-- WRITTEN REQUEST --
Copy each line where the word "августа" occurs.

-- MATERIAL PROVIDED --
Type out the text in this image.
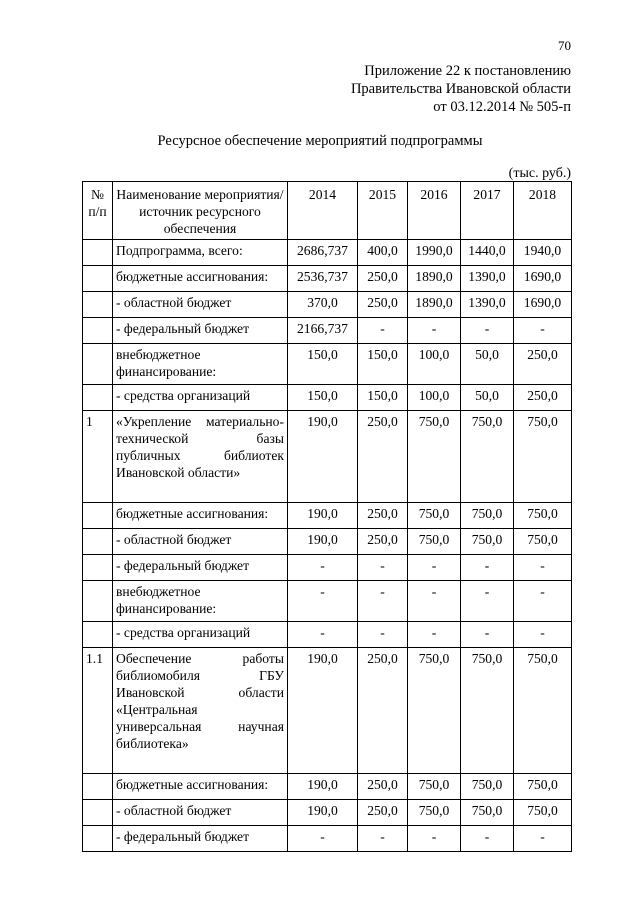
70
Приложение 22 к постановлению
Правительства Ивановской области
от 03.12.2014 № 505-п
Ресурсное обеспечение мероприятий подпрограммы
(тыс. руб.)
№ п/п	Наименование мероприятия/источник ресурсного обеспечения	2014	2015	2016	2017	2018
	Подпрограмма, всего:	2686,737	400,0	1990,0	1440,0	1940,0
	бюджетные ассигнования:	2536,737	250,0	1890,0	1390,0	1690,0
	- областной бюджет	370,0	250,0	1890,0	1390,0	1690,0
	- федеральный бюджет	2166,737	-	-	-	-
	внебюджетное финансирование:	150,0	150,0	100,0	50,0	250,0
	- средства организаций	150,0	150,0	100,0	50,0	250,0
1	«Укрепление материально-технической базы публичных библиотек Ивановской области»	190,0	250,0	750,0	750,0	750,0
	бюджетные ассигнования:	190,0	250,0	750,0	750,0	750,0
	- областной бюджет	190,0	250,0	750,0	750,0	750,0
	- федеральный бюджет	-	-	-	-	-
	внебюджетное финансирование:	-	-	-	-	-
	- средства организаций	-	-	-	-	-
1.1	Обеспечение работы библиомобиля ГБУ Ивановской области «Центральная универсальная научная библиотека»	190,0	250,0	750,0	750,0	750,0
	бюджетные ассигнования:	190,0	250,0	750,0	750,0	750,0
	- областной бюджет	190,0	250,0	750,0	750,0	750,0
	- федеральный бюджет	-	-	-	-	-
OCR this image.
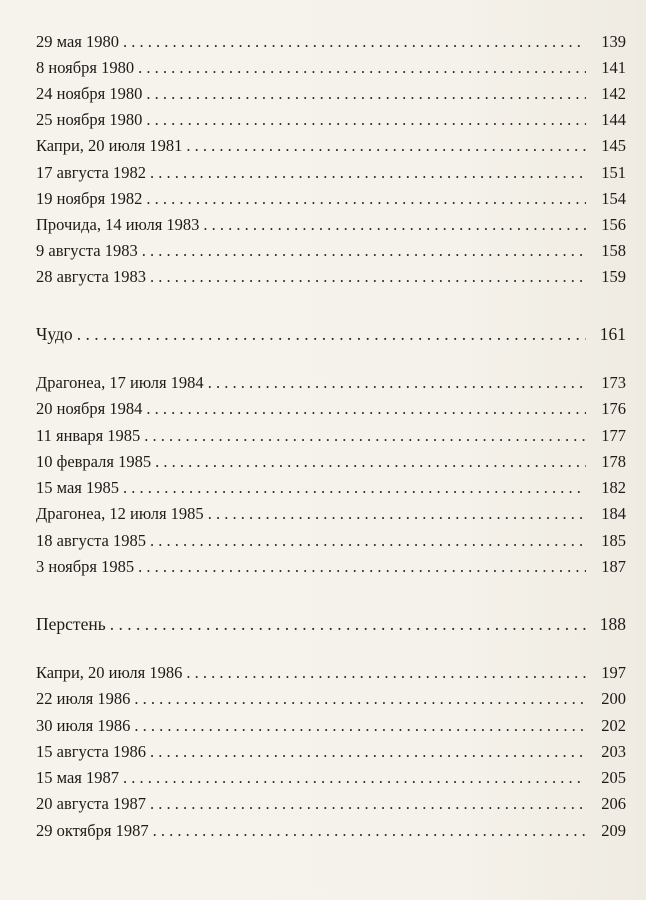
29 мая 1980 . . .	139
8 ноября 1980 . . .	141
24 ноября 1980 . . .	142
25 ноября 1980 . . .	144
Капри, 20 июля 1981 . . .	145
17 августа 1982 . . .	151
19 ноября 1982 . . .	154
Прочида, 14 июля 1983 . . .	156
9 августа 1983 . . .	158
28 августа 1983 . . .	159
Чудо . . .	161
Драгонеа, 17 июля 1984 . . .	173
20 ноября 1984 . . .	176
11 января 1985 . . .	177
10 февраля 1985 . . .	178
15 мая 1985 . . .	182
Драгонеа, 12 июля 1985 . . .	184
18 августа 1985 . . .	185
3 ноября 1985 . . .	187
Перстень . . .	188
Капри, 20 июля 1986 . . .	197
22 июля 1986 . . .	200
30 июля 1986 . . .	202
15 августа 1986 . . .	203
15 мая 1987 . . .	205
20 августа 1987 . . .	206
29 октября 1987 . . .	209
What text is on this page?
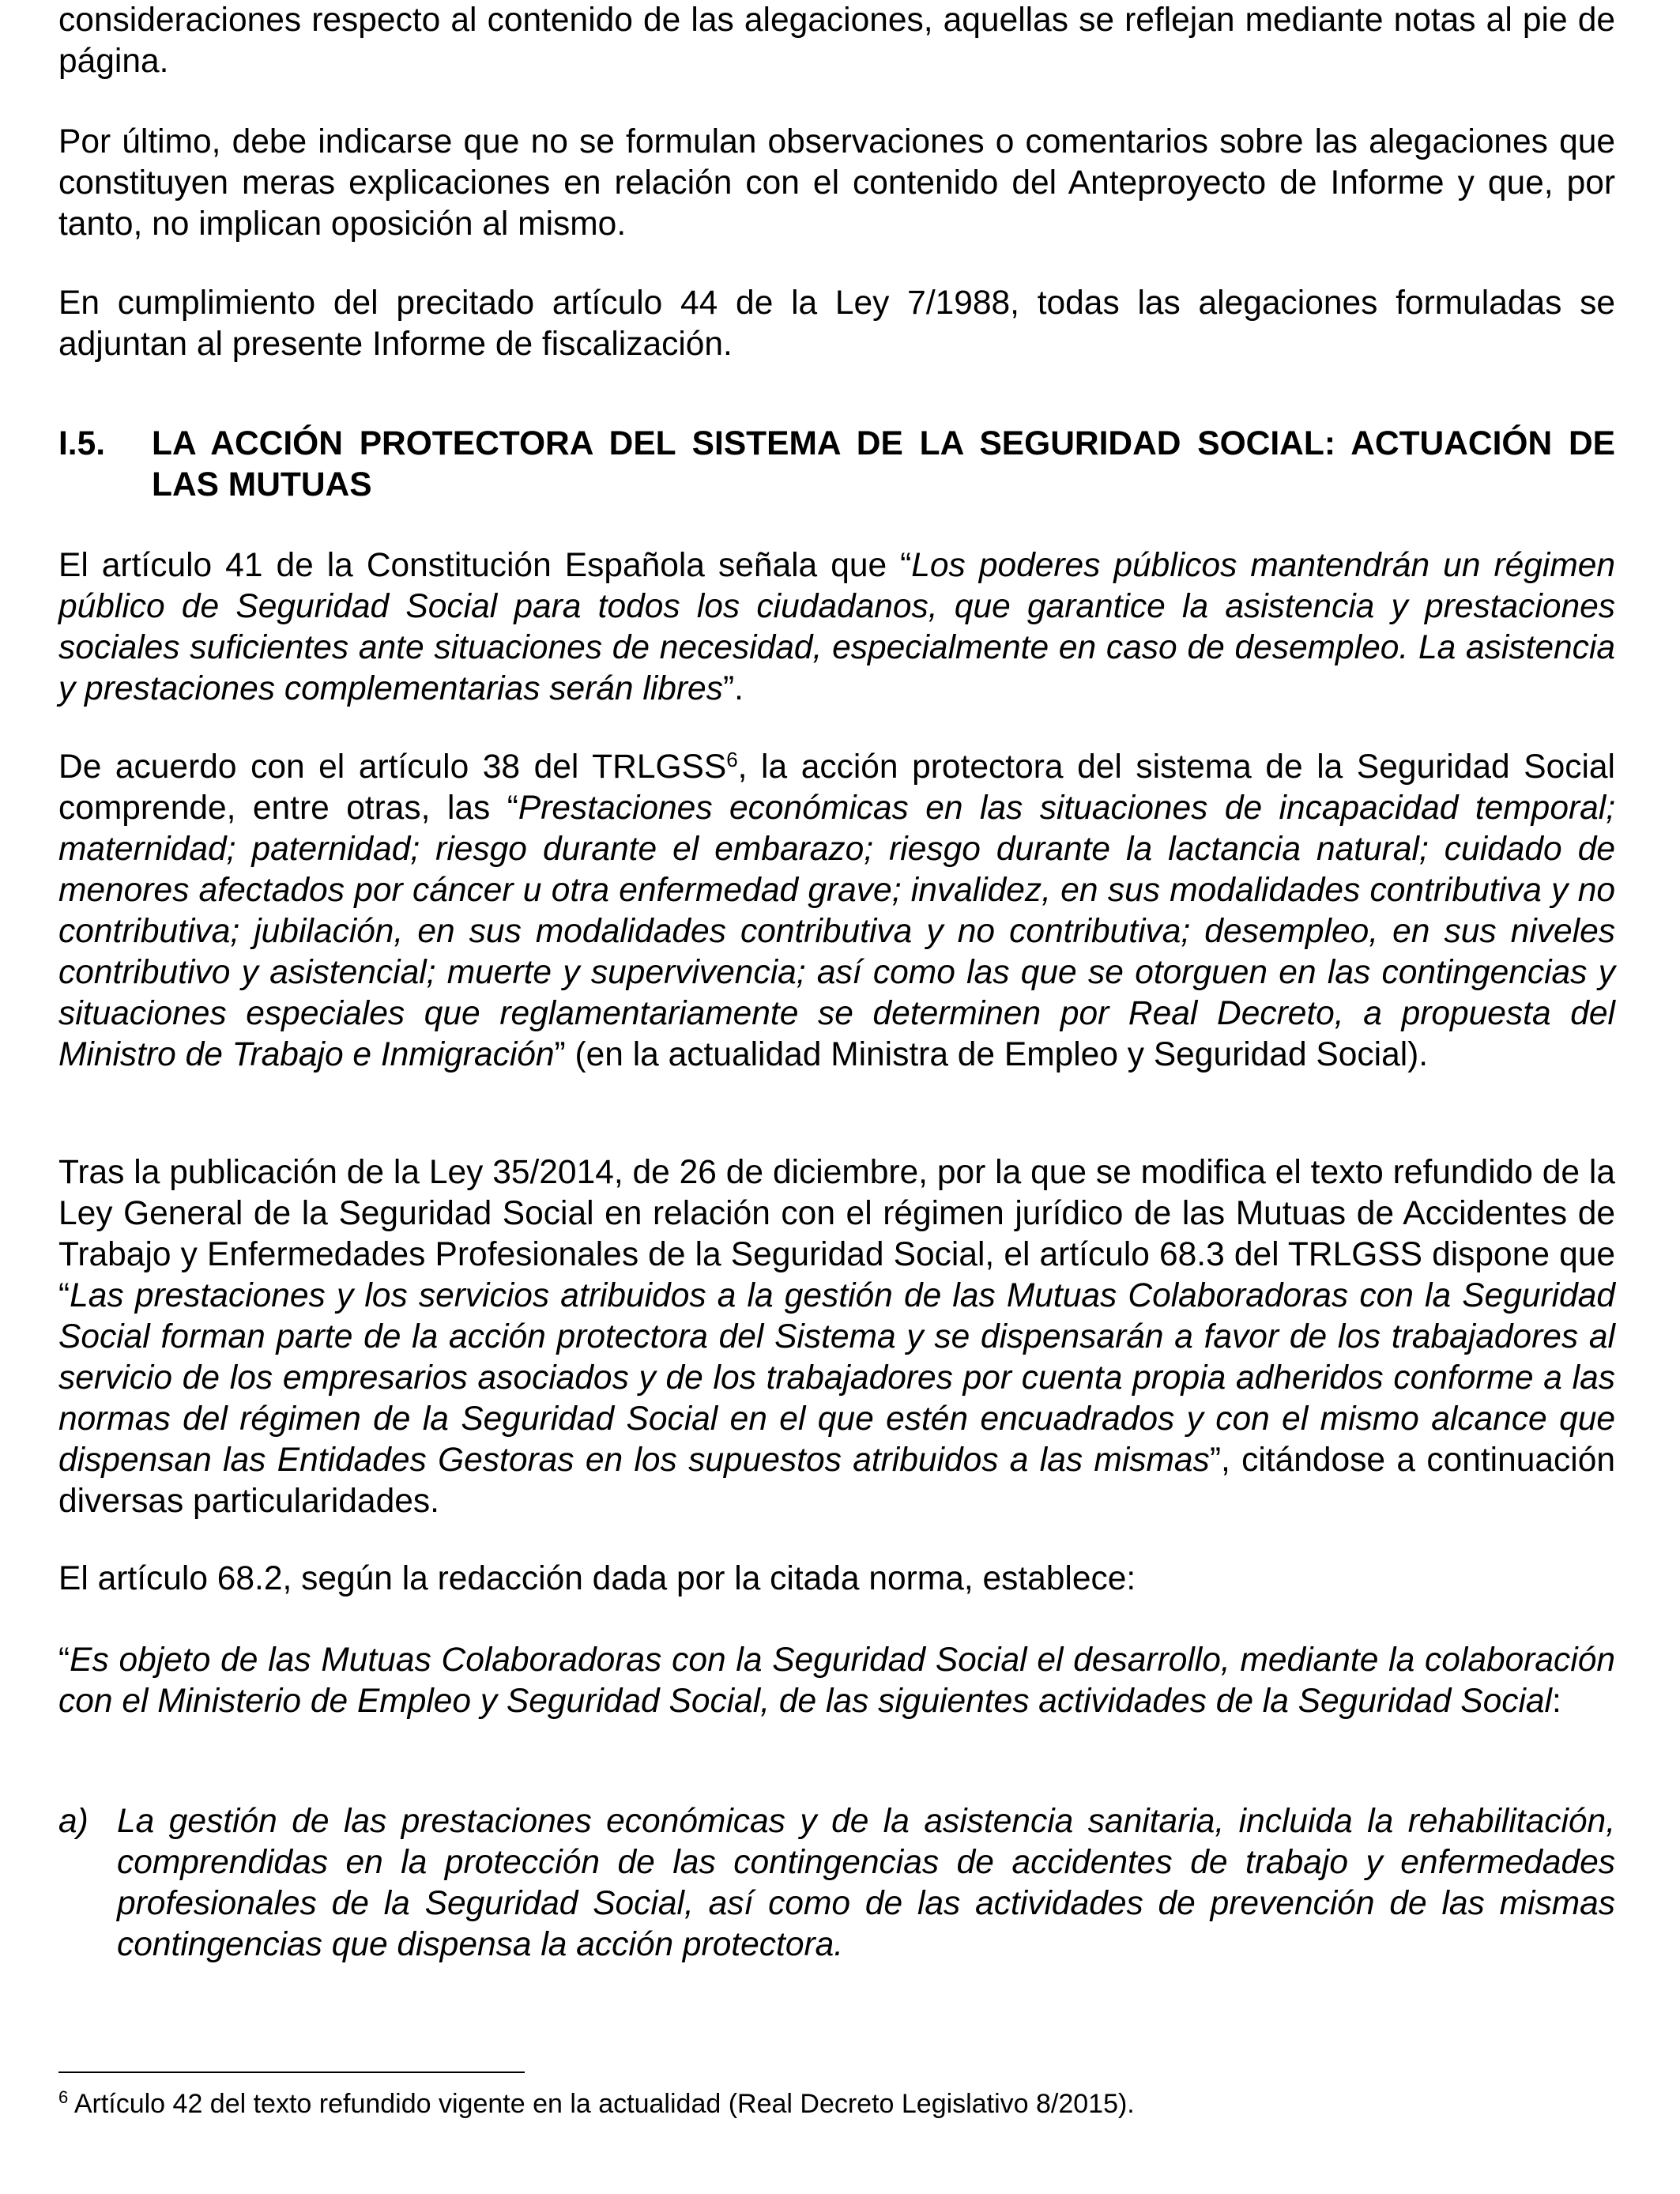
consideraciones respecto al contenido de las alegaciones, aquellas se reflejan mediante notas al pie de página.

Por último, debe indicarse que no se formulan observaciones o comentarios sobre las alegaciones que constituyen meras explicaciones en relación con el contenido del Anteproyecto de Informe y que, por tanto, no implican oposición al mismo.

En cumplimiento del precitado artículo 44 de la Ley 7/1988, todas las alegaciones formuladas se adjuntan al presente Informe de fiscalización.

I.5. LA ACCIÓN PROTECTORA DEL SISTEMA DE LA SEGURIDAD SOCIAL: ACTUACIÓN DE LAS MUTUAS

El artículo 41 de la Constitución Española señala que “Los poderes públicos mantendrán un régimen público de Seguridad Social para todos los ciudadanos, que garantice la asistencia y prestaciones sociales suficientes ante situaciones de necesidad, especialmente en caso de desempleo. La asistencia y prestaciones complementarias serán libres”.

De acuerdo con el artículo 38 del TRLGSS$^6$, la acción protectora del sistema de la Seguridad Social comprende, entre otras, las “Prestaciones económicas en las situaciones de incapacidad temporal; maternidad; paternidad; riesgo durante el embarazo; riesgo durante la lactancia natural; cuidado de menores afectados por cáncer u otra enfermedad grave; invalidez, en sus modalidades contributiva y no contributiva; jubilación, en sus modalidades contributiva y no contributiva; desempleo, en sus niveles contributivo y asistencial; muerte y supervivencia; así como las que se otorguen en las contingencias y situaciones especiales que reglamentariamente se determinen por Real Decreto, a propuesta del Ministro de Trabajo e Inmigración” (en la actualidad Ministra de Empleo y Seguridad Social).

Tras la publicación de la Ley 35/2014, de 26 de diciembre, por la que se modifica el texto refundido de la Ley General de la Seguridad Social en relación con el régimen jurídico de las Mutuas de Accidentes de Trabajo y Enfermedades Profesionales de la Seguridad Social, el artículo 68.3 del TRLGSS dispone que “Las prestaciones y los servicios atribuidos a la gestión de las Mutuas Colaboradoras con la Seguridad Social forman parte de la acción protectora del Sistema y se dispensarán a favor de los trabajadores al servicio de los empresarios asociados y de los trabajadores por cuenta propia adheridos conforme a las normas del régimen de la Seguridad Social en el que estén encuadrados y con el mismo alcance que dispensan las Entidades Gestoras en los supuestos atribuidos a las mismas”, citándose a continuación diversas particularidades.

El artículo 68.2, según la redacción dada por la citada norma, establece:

“Es objeto de las Mutuas Colaboradoras con la Seguridad Social el desarrollo, mediante la colaboración con el Ministerio de Empleo y Seguridad Social, de las siguientes actividades de la Seguridad Social:

a) La gestión de las prestaciones económicas y de la asistencia sanitaria, incluida la rehabilitación, comprendidas en la protección de las contingencias de accidentes de trabajo y enfermedades profesionales de la Seguridad Social, así como de las actividades de prevención de las mismas contingencias que dispensa la acción protectora.
$^6$ Artículo 42 del texto refundido vigente en la actualidad (Real Decreto Legislativo 8/2015).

-- EXERCISE OUTPUT --
17 августа 1982 . . .	151
9 августа 1983 . . .	158
28 августа 1983 . . .	159
18 августа 1985 . . .	185
15 августа 1986 . . .	203
20 августа 1987 . . .	206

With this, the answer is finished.